_DO THIS_
Find and return each line containing "LIISA".

Saved data entries
————

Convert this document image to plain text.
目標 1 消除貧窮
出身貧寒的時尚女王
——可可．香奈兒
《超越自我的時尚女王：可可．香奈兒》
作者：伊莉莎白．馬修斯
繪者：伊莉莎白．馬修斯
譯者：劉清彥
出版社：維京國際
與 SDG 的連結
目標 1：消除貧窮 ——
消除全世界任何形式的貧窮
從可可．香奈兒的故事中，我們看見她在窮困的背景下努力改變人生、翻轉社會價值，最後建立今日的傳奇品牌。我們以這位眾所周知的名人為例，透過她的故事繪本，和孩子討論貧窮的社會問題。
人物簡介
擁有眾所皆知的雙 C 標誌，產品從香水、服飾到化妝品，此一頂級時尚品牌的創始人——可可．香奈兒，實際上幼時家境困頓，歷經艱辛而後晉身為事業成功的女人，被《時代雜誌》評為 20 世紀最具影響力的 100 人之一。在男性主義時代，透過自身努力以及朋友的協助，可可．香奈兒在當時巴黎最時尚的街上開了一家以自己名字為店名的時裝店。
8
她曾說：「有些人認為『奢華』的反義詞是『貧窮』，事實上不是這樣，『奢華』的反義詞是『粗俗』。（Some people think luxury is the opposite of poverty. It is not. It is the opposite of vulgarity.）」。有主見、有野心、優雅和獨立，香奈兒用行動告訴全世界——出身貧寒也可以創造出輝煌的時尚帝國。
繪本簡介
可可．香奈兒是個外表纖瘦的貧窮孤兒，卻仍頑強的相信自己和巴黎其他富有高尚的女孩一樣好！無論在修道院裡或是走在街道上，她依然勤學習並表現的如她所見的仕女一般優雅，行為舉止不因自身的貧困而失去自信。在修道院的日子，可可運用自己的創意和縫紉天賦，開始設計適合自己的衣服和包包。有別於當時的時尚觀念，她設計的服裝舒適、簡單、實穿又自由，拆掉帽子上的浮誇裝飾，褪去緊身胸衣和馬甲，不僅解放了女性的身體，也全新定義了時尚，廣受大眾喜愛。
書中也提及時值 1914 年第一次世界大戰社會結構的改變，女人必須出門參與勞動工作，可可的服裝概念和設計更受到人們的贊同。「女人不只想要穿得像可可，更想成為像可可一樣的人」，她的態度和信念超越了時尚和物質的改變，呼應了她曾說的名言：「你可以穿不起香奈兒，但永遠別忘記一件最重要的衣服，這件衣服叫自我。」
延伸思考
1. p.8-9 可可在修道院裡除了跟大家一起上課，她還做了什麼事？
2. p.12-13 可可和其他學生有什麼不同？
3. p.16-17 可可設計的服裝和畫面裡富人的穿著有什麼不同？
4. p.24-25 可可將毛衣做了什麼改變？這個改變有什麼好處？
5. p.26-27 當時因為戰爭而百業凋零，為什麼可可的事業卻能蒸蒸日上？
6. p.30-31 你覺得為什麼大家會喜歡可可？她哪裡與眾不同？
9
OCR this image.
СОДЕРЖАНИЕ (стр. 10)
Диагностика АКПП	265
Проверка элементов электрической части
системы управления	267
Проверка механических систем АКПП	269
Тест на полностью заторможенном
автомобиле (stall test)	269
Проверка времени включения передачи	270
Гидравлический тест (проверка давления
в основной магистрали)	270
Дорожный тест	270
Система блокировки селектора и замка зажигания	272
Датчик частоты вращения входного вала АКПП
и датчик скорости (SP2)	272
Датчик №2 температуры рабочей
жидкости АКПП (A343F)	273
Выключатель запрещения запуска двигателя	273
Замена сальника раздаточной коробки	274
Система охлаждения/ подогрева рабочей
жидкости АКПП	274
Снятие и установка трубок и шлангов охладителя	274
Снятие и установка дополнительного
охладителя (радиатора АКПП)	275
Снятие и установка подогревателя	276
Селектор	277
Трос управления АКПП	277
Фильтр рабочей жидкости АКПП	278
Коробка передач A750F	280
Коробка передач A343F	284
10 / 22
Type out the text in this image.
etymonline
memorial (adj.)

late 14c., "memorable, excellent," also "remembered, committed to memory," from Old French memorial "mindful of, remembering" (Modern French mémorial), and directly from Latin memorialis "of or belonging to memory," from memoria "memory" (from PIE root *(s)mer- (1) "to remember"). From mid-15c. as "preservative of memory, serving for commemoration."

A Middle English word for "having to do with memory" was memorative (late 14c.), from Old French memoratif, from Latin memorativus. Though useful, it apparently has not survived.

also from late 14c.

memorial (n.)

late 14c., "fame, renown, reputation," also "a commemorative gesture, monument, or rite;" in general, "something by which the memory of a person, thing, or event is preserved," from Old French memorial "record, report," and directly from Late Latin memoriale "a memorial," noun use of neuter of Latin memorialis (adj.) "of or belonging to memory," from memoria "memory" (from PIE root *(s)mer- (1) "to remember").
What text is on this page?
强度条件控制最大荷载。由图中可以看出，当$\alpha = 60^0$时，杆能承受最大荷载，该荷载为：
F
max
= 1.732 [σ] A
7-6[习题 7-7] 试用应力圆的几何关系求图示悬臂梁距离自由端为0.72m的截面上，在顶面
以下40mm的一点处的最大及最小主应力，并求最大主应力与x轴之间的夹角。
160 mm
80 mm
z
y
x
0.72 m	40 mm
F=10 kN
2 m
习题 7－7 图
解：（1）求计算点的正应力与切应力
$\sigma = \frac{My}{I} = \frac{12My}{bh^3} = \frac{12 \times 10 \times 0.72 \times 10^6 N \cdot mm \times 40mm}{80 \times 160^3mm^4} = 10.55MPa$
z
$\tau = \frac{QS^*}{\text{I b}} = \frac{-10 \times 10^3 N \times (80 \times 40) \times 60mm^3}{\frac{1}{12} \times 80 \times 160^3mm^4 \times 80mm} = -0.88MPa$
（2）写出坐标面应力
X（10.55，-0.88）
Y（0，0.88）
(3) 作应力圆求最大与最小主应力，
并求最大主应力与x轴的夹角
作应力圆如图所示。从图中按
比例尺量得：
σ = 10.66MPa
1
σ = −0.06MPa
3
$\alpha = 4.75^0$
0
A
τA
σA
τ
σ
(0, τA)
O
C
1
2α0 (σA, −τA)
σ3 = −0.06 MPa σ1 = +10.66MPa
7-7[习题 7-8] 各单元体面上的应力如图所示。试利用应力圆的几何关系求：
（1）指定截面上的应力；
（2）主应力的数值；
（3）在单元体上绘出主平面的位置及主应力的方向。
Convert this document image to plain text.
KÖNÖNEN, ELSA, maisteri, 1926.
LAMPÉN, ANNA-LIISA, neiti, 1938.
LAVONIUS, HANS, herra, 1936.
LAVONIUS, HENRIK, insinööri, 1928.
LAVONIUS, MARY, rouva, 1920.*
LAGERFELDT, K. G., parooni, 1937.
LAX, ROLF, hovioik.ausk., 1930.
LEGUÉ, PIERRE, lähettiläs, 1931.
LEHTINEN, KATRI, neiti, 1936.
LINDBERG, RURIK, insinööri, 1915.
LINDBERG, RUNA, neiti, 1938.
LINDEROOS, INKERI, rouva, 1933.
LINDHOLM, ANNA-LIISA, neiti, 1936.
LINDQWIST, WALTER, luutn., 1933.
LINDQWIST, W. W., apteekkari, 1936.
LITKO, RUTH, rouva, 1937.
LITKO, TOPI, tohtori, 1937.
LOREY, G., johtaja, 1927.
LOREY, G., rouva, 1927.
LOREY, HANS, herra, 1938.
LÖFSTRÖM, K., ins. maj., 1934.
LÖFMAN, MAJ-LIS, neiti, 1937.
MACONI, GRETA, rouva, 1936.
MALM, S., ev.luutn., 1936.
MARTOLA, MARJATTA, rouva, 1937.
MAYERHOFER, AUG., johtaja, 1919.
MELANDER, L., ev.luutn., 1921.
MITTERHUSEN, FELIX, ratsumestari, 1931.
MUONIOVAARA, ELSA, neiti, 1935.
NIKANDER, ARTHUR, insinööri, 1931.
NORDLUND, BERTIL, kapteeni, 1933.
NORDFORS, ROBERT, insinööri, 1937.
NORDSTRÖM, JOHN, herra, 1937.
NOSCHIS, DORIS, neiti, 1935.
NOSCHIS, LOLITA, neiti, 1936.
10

————

_EXERCISE SOLUTION_
LAMPÉN, ANNA-LIISA, neiti, 1938.
LINDHOLM, ANNA-LIISA, neiti, 1936.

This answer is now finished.